Supplied data:

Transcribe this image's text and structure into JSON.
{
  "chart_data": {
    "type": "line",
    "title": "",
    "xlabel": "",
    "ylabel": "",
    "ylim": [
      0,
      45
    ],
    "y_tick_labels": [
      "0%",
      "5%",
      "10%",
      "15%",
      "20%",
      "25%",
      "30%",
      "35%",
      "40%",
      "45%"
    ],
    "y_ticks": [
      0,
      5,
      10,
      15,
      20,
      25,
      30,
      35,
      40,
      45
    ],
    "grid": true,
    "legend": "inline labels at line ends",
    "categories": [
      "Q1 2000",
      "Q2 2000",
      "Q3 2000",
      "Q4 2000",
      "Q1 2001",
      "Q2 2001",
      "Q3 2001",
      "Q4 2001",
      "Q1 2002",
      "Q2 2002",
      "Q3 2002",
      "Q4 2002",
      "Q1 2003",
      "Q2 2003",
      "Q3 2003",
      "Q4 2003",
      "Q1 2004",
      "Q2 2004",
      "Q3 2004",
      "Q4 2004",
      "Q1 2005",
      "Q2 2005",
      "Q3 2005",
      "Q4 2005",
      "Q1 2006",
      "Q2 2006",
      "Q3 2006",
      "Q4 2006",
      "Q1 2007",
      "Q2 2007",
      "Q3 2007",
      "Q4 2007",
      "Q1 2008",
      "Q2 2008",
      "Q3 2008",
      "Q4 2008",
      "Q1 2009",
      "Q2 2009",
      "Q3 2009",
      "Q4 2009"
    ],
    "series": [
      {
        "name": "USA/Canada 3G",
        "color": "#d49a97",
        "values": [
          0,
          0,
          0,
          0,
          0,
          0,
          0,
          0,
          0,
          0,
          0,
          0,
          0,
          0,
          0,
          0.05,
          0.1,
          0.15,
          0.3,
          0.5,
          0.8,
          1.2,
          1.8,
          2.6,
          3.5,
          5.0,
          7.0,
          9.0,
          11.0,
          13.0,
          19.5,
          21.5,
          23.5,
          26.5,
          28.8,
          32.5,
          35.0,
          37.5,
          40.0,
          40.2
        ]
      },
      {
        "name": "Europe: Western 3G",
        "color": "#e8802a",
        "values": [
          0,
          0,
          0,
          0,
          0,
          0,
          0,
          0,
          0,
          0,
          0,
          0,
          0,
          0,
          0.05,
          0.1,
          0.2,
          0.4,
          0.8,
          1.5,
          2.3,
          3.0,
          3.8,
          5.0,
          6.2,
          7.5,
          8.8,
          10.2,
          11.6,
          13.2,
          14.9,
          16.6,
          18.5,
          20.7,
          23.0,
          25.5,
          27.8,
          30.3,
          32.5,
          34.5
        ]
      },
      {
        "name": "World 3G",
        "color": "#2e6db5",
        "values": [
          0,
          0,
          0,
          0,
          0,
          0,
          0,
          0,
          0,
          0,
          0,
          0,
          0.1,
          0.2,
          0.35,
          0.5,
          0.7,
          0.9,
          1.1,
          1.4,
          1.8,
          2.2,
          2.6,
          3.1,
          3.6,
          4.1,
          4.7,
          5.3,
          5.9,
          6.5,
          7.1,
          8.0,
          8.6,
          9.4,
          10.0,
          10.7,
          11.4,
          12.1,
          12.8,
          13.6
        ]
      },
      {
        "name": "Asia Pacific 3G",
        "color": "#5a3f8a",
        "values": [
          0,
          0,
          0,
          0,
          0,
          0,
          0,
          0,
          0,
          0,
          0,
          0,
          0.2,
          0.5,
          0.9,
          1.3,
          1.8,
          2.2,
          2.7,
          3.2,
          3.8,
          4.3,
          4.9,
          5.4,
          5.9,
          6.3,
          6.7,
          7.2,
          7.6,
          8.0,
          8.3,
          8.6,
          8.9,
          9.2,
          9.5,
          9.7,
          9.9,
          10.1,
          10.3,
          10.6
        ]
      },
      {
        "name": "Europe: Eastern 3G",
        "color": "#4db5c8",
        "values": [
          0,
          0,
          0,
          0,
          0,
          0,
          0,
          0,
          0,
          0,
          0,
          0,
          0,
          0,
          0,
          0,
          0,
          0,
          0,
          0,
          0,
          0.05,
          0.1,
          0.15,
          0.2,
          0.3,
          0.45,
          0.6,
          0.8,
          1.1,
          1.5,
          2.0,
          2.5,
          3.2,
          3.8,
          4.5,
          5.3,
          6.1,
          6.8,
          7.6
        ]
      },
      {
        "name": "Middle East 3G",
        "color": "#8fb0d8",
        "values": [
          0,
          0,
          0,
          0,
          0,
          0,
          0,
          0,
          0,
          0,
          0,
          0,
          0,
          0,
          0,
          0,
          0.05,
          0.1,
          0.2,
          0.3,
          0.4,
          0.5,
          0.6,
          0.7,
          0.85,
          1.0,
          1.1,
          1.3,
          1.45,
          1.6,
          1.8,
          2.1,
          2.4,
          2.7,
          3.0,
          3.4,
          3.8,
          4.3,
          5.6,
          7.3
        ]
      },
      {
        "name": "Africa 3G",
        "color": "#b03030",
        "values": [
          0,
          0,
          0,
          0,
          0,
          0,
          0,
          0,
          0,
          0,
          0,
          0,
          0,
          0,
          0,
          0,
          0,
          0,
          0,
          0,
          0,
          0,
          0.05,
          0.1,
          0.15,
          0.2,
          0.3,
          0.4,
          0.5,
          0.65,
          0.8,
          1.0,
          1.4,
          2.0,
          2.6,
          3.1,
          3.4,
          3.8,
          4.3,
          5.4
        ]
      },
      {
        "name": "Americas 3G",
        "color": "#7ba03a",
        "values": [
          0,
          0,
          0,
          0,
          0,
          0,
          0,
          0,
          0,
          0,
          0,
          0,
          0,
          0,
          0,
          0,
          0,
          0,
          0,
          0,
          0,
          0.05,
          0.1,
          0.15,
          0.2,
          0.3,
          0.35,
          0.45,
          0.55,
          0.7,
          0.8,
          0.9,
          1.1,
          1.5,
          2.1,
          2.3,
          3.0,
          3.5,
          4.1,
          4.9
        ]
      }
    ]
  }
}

Written exercise: Using the material above, count the lines containing the word "name". Reply with the number alone.

Task answer: 8